— Begin Material for this exercise —

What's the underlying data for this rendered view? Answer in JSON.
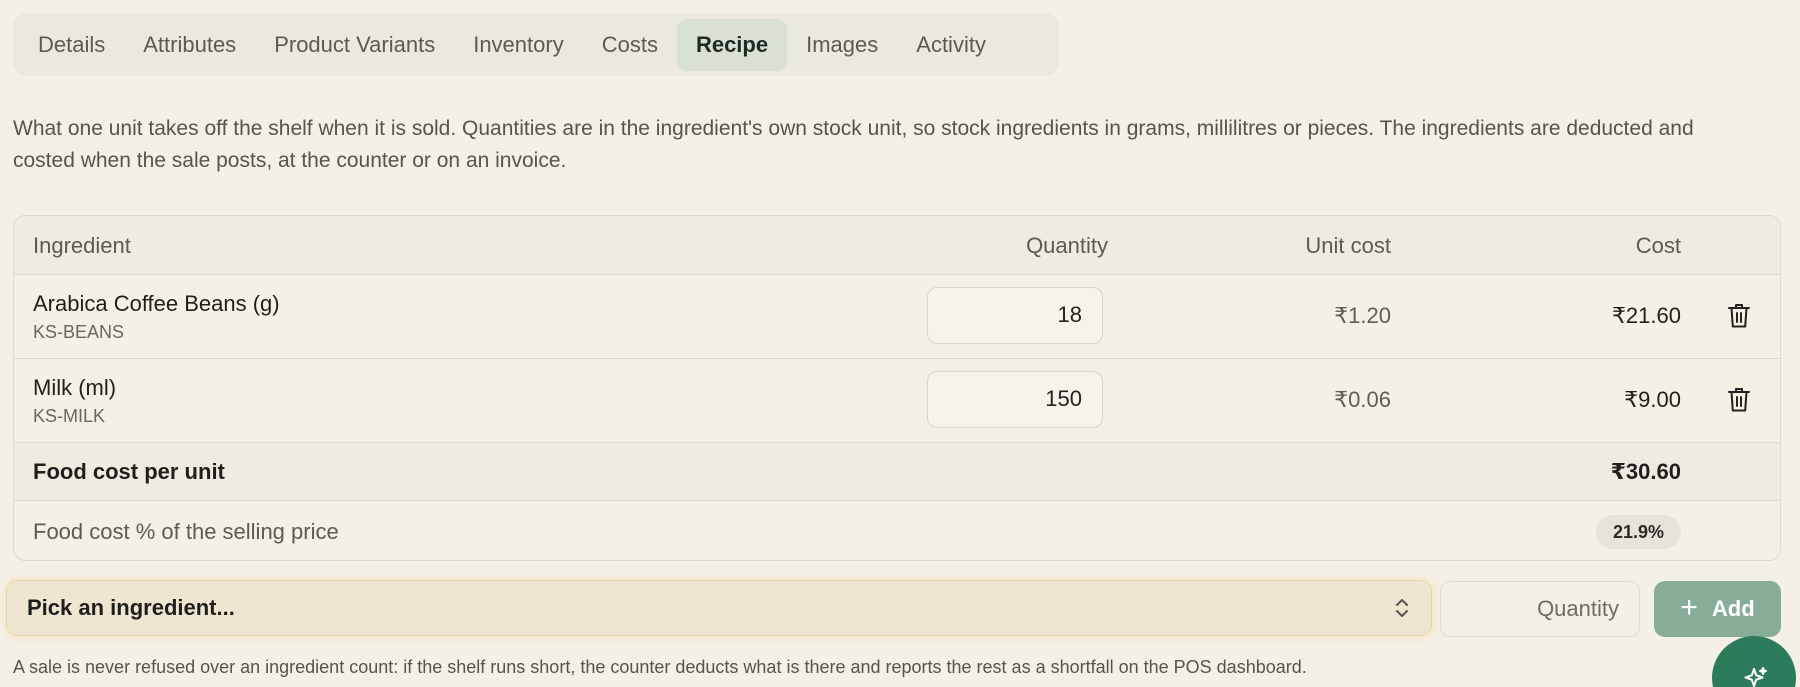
{
  "tabs": [
    {
      "label": "Details"
    },
    {
      "label": "Attributes"
    },
    {
      "label": "Product Variants"
    },
    {
      "label": "Inventory"
    },
    {
      "label": "Costs"
    },
    {
      "label": "Recipe",
      "active": true
    },
    {
      "label": "Images"
    },
    {
      "label": "Activity"
    }
  ],
  "intro": "What one unit takes off the shelf when it is sold. Quantities are in the ingredient's own stock unit, so stock ingredients in grams, millilitres or pieces. The ingredients are deducted and costed when the sale posts, at the counter or on an invoice.",
  "table": {
    "headers": {
      "ingredient": "Ingredient",
      "quantity": "Quantity",
      "unit_cost": "Unit cost",
      "cost": "Cost"
    },
    "rows": [
      {
        "name": "Arabica Coffee Beans (g)",
        "sku": "KS-BEANS",
        "quantity": "18",
        "unit_cost": "₹1.20",
        "cost": "₹21.60"
      },
      {
        "name": "Milk (ml)",
        "sku": "KS-MILK",
        "quantity": "150",
        "unit_cost": "₹0.06",
        "cost": "₹9.00"
      }
    ],
    "total": {
      "label": "Food cost per unit",
      "value": "₹30.60"
    },
    "percentage": {
      "label": "Food cost % of the selling price",
      "value": "21.9%"
    }
  },
  "add_form": {
    "picker_label": "Pick an ingredient...",
    "quantity_placeholder": "Quantity",
    "add_label": "Add"
  },
  "note": "A sale is never refused over an ingredient count: if the shelf runs short, the counter deducts what is there and reports the rest as a shortfall on the POS dashboard.",
  "icons": {
    "delete": "trash-icon",
    "picker": "chevron-up-down-icon",
    "add": "plus-icon",
    "assistant": "sparkle-icon"
  },
  "colors": {
    "accent": "#2c7c5c",
    "add_button": "#87ad99",
    "active_tab": "#d9e0d4"
  }
}
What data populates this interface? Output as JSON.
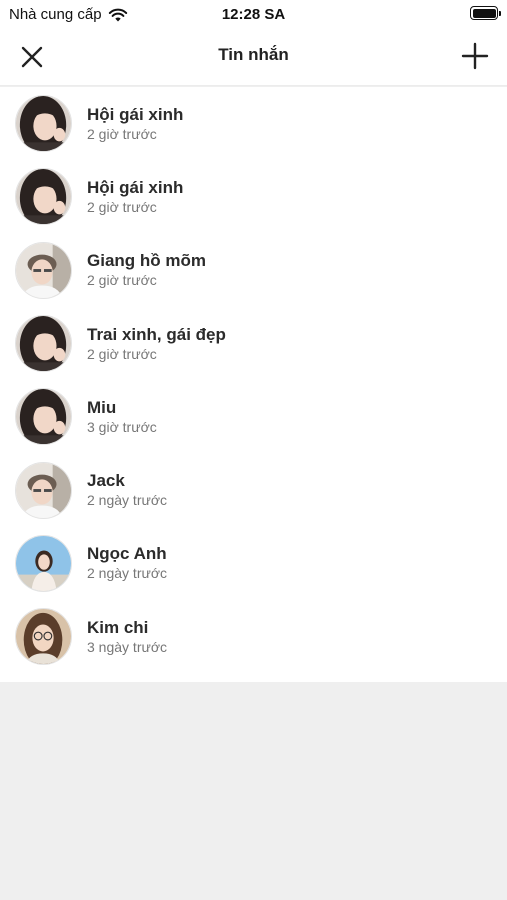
{
  "status_bar": {
    "carrier": "Nhà cung cấp",
    "time": "12:28 SA"
  },
  "header": {
    "title": "Tin nhắn",
    "left_icon": "close-icon",
    "right_icon": "plus-icon"
  },
  "conversations": [
    {
      "name": "Hội gái xinh",
      "time": "2 giờ trước",
      "avatar": "girl-dark-hair"
    },
    {
      "name": "Hội gái xinh",
      "time": "2 giờ trước",
      "avatar": "girl-dark-hair"
    },
    {
      "name": "Giang hồ mõm",
      "time": "2 giờ trước",
      "avatar": "boy-light"
    },
    {
      "name": "Trai xinh, gái đẹp",
      "time": "2 giờ trước",
      "avatar": "girl-dark-hair"
    },
    {
      "name": "Miu",
      "time": "3 giờ trước",
      "avatar": "girl-dark-hair"
    },
    {
      "name": "Jack",
      "time": "2 ngày trước",
      "avatar": "boy-light"
    },
    {
      "name": "Ngọc Anh",
      "time": "2 ngày trước",
      "avatar": "girl-sky"
    },
    {
      "name": "Kim chi",
      "time": "3 ngày trước",
      "avatar": "girl-glasses"
    }
  ],
  "colors": {
    "background": "#efefef",
    "surface": "#ffffff",
    "text_primary": "#2b2b2b",
    "text_secondary": "#777777"
  }
}
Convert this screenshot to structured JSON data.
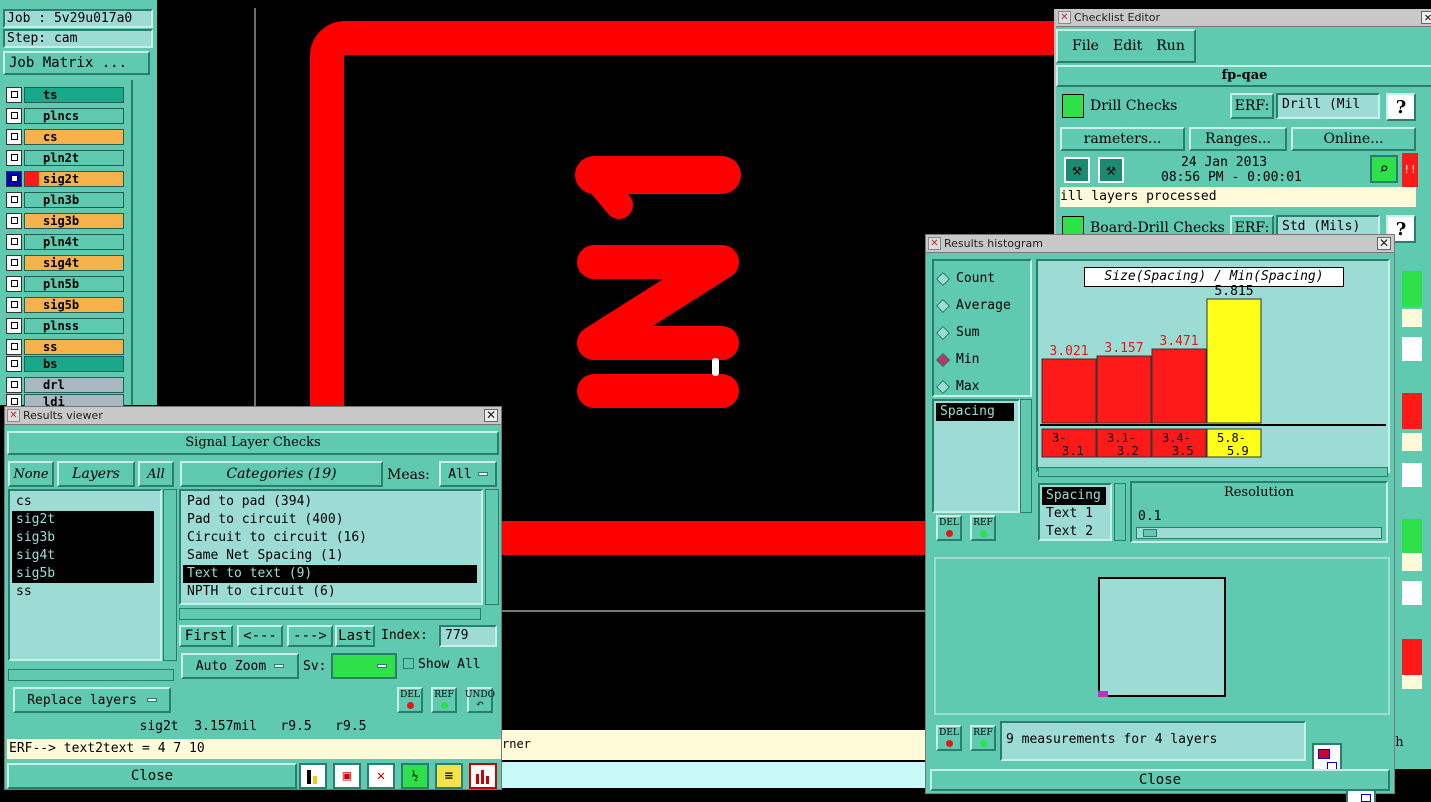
{
  "job_panel": {
    "job": "Job : 5v29u017a0",
    "step": "Step: cam",
    "matrix_button": "Job Matrix ...",
    "layers": [
      {
        "name": "ts",
        "color": "#1aa88a"
      },
      {
        "name": "plncs",
        "color": "#5fcab0"
      },
      {
        "name": "cs",
        "color": "#f5b24a"
      },
      {
        "name": "pln2t",
        "color": "#5fcab0"
      },
      {
        "name": "sig2t",
        "color": "#f5b24a"
      },
      {
        "name": "pln3b",
        "color": "#5fcab0"
      },
      {
        "name": "sig3b",
        "color": "#f5b24a"
      },
      {
        "name": "pln4t",
        "color": "#5fcab0"
      },
      {
        "name": "sig4t",
        "color": "#f5b24a"
      },
      {
        "name": "pln5b",
        "color": "#5fcab0"
      },
      {
        "name": "sig5b",
        "color": "#f5b24a"
      },
      {
        "name": "plnss",
        "color": "#5fcab0"
      },
      {
        "name": "ss",
        "color": "#f5b24a"
      },
      {
        "name": "bs",
        "color": "#1aa88a"
      },
      {
        "name": "drl",
        "color": "#a8b8c0"
      },
      {
        "name": "ldi",
        "color": "#a8b8c0"
      }
    ]
  },
  "canvas": {
    "trace_color": "#ff0000",
    "bottom_text": "rner"
  },
  "results_viewer": {
    "title": "Results viewer",
    "header": "Signal Layer Checks",
    "none_btn": "None",
    "layers_label": "Layers",
    "all_btn": "All",
    "categories_label": "Categories (19)",
    "meas_label": "Meas:",
    "meas_value": "All",
    "layer_list": [
      "cs",
      "sig2t",
      "sig3b",
      "sig4t",
      "sig5b",
      "ss"
    ],
    "selected_layers": [
      "sig2t",
      "sig3b",
      "sig4t",
      "sig5b"
    ],
    "categories": [
      "Pad to pad (394)",
      "Pad to circuit (400)",
      "Circuit to circuit (16)",
      "Same Net Spacing (1)",
      "Text to text (9)",
      "NPTH to circuit (6)"
    ],
    "selected_category": "Text to text (9)",
    "first": "First",
    "prev": "<---",
    "next": "--->",
    "last": "Last",
    "index_label": "Index:",
    "index_value": "779",
    "auto_zoom": "Auto Zoom",
    "sv_label": "Sv:",
    "show_all": "Show All",
    "replace_layers": "Replace layers",
    "del": "DEL",
    "ref": "REF",
    "undo": "UNDO",
    "status_line": "sig2t  3.157mil   r9.5   r9.5",
    "erf_line": "ERF--> text2text = 4 7 10",
    "close": "Close"
  },
  "checklist_editor": {
    "title": "Checklist Editor",
    "menu": [
      "File",
      "Edit",
      "Run"
    ],
    "name": "fp-qae",
    "check1": {
      "label": "Drill Checks",
      "erf_label": "ERF:",
      "erf_value": "Drill (Mil",
      "help": "?"
    },
    "buttons": [
      "rameters...",
      "Ranges...",
      "Online..."
    ],
    "date": "24 Jan 2013",
    "time": "08:56 PM - 0:00:01",
    "status": "ill layers processed",
    "check2": {
      "label": "Board-Drill Checks",
      "erf_label": "ERF:",
      "erf_value": "Std (Mils)",
      "help": "?"
    },
    "alert": "!!"
  },
  "histogram": {
    "title": "Results histogram",
    "modes": [
      "Count",
      "Average",
      "Sum",
      "Min",
      "Max"
    ],
    "selected_mode": "Min",
    "measure_list": [
      "Spacing"
    ],
    "chart_title": "Size(Spacing) / Min(Spacing)",
    "text_list": [
      "Spacing",
      "Text 1",
      "Text 2"
    ],
    "resolution_label": "Resolution",
    "resolution_value": "0.1",
    "summary": "9 measurements for 4 layers",
    "close": "Close"
  },
  "chart_data": {
    "type": "bar",
    "title": "Size(Spacing) / Min(Spacing)",
    "categories": [
      "3-3.1",
      "3.1-3.2",
      "3.4-3.5",
      "5.8-5.9"
    ],
    "category_labels": [
      [
        "3-",
        "3.1"
      ],
      [
        "3.1-",
        "3.2"
      ],
      [
        "3.4-",
        "3.5"
      ],
      [
        "5.8-",
        "5.9"
      ]
    ],
    "values": [
      3.021,
      3.157,
      3.471,
      5.815
    ],
    "value_labels": [
      "3.021",
      "3.157",
      "3.471",
      "5.815"
    ],
    "colors": [
      "#ff1a1a",
      "#ff1a1a",
      "#ff1a1a",
      "#ffff1a"
    ]
  },
  "right_edge": {
    "partial_text": "th"
  }
}
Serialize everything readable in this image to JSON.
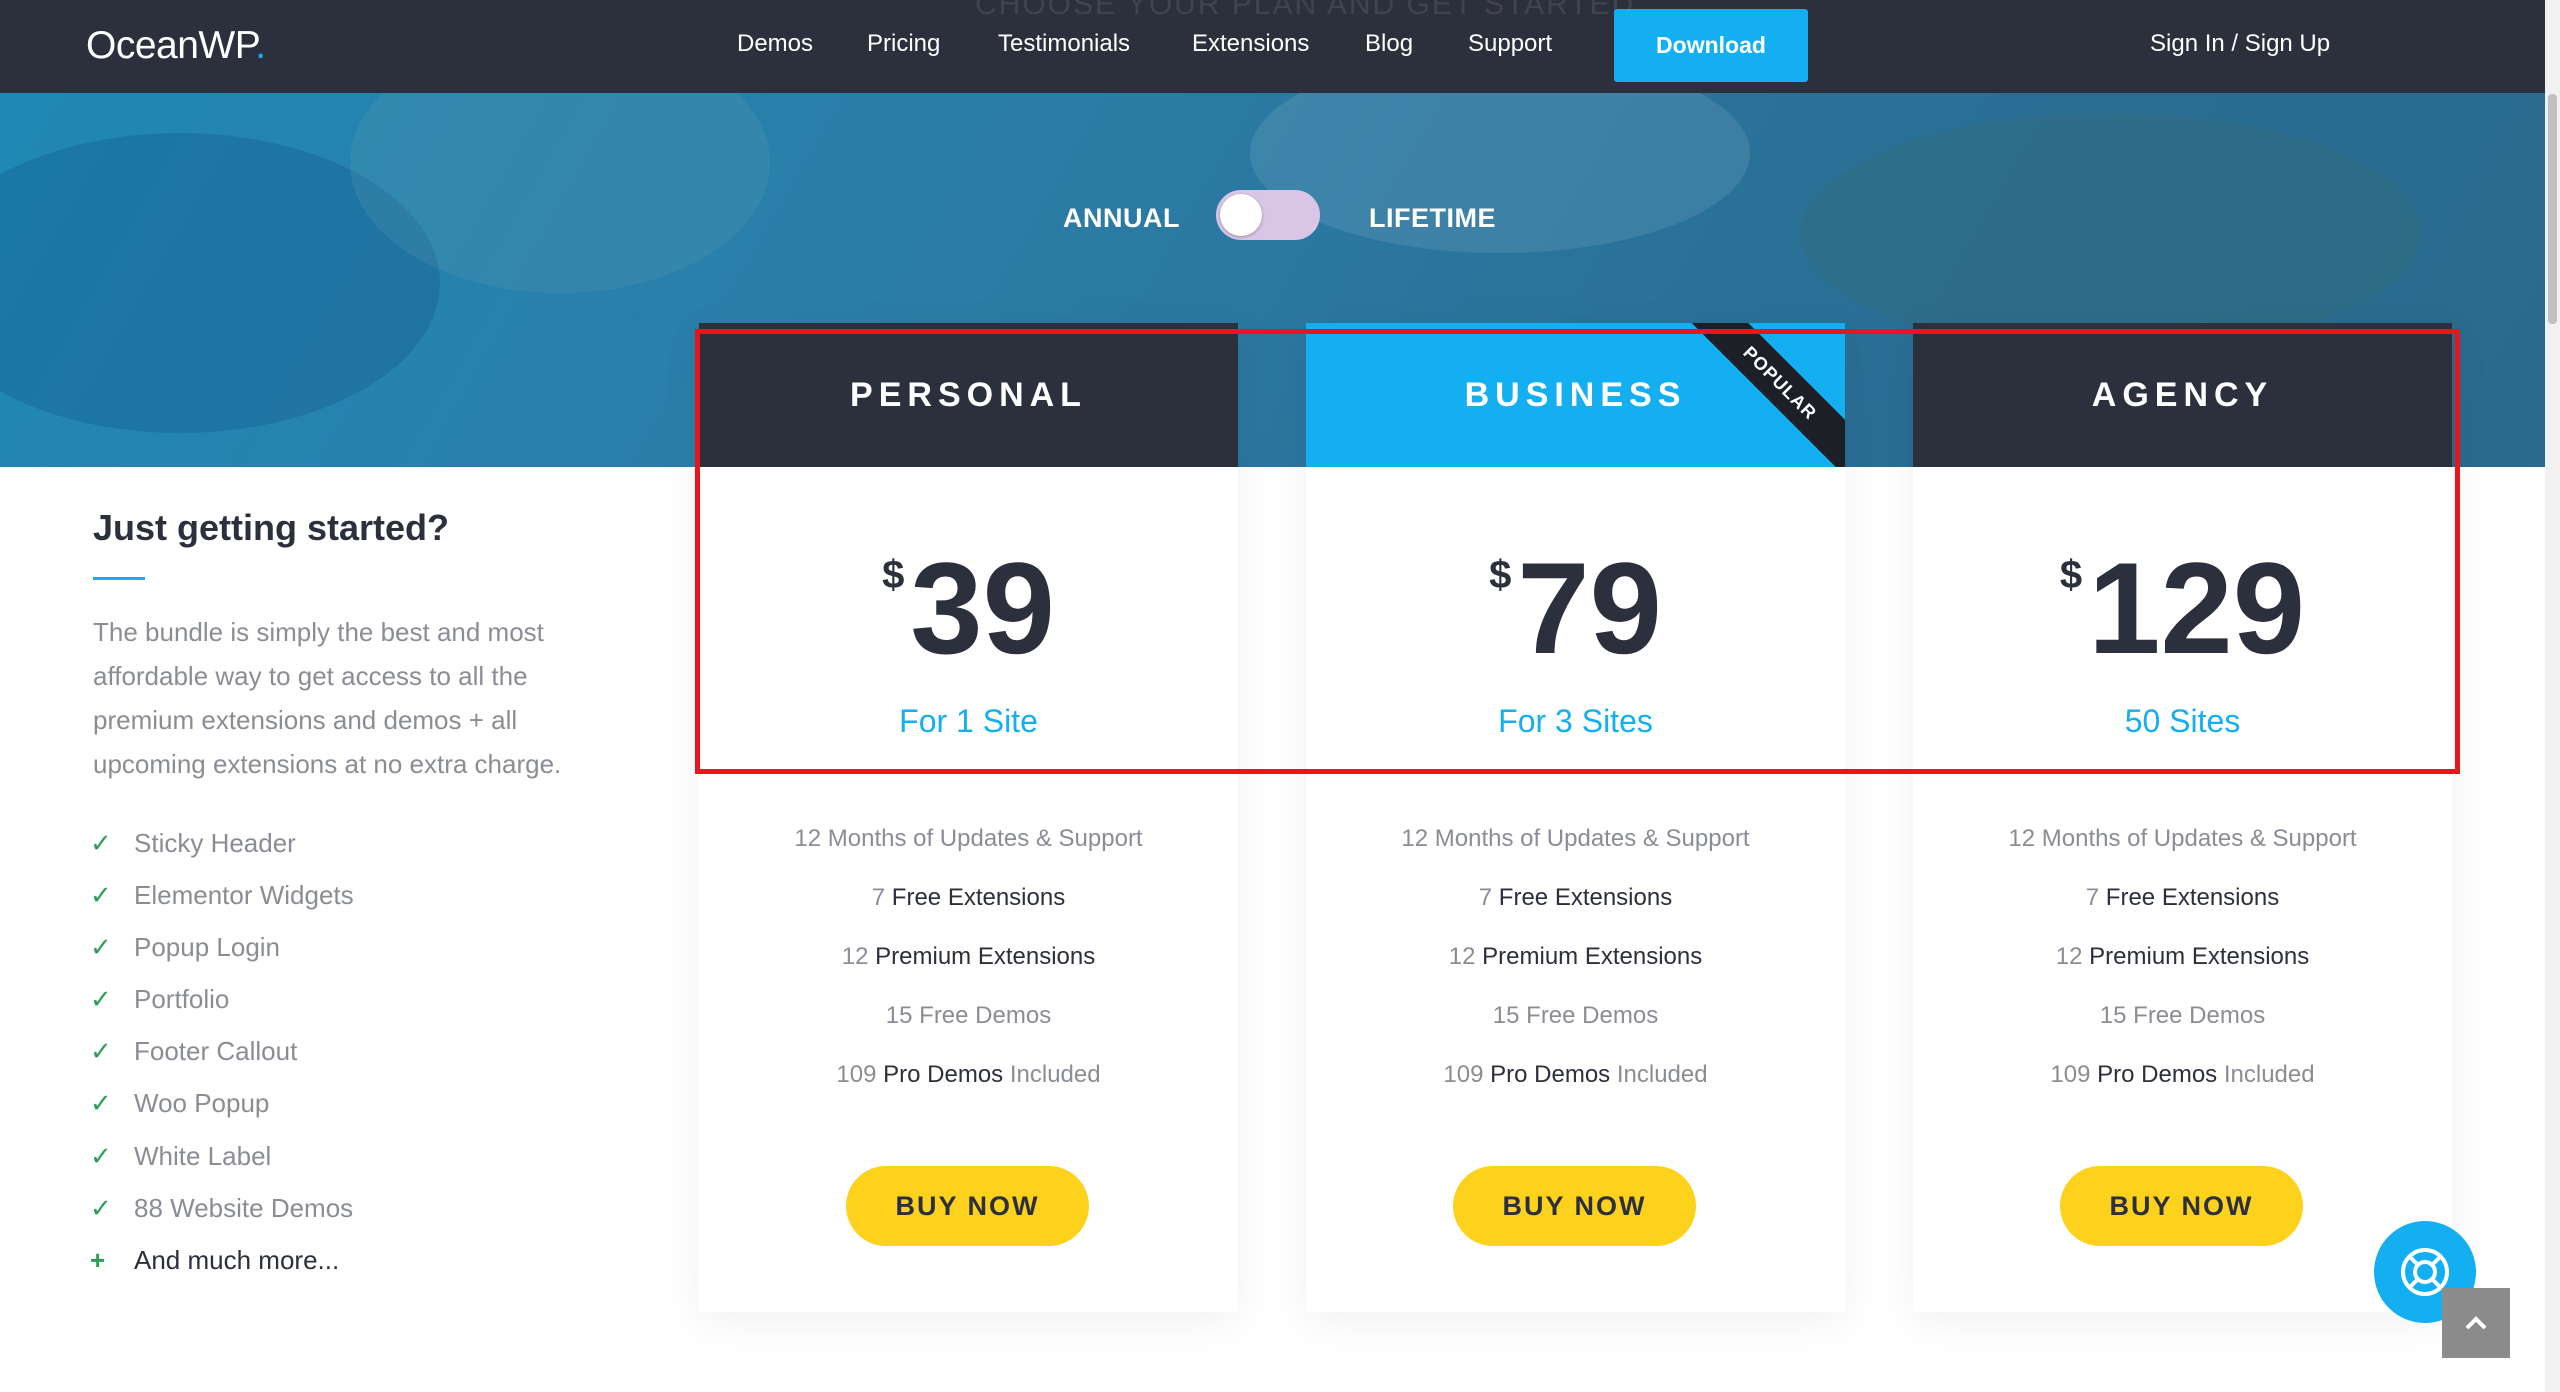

— End Material for this exercise —

# [Objective]
Each line that has the word "Food" counts once. How many such lines are in the data? Give the number alone.

# [Finished exercise]
2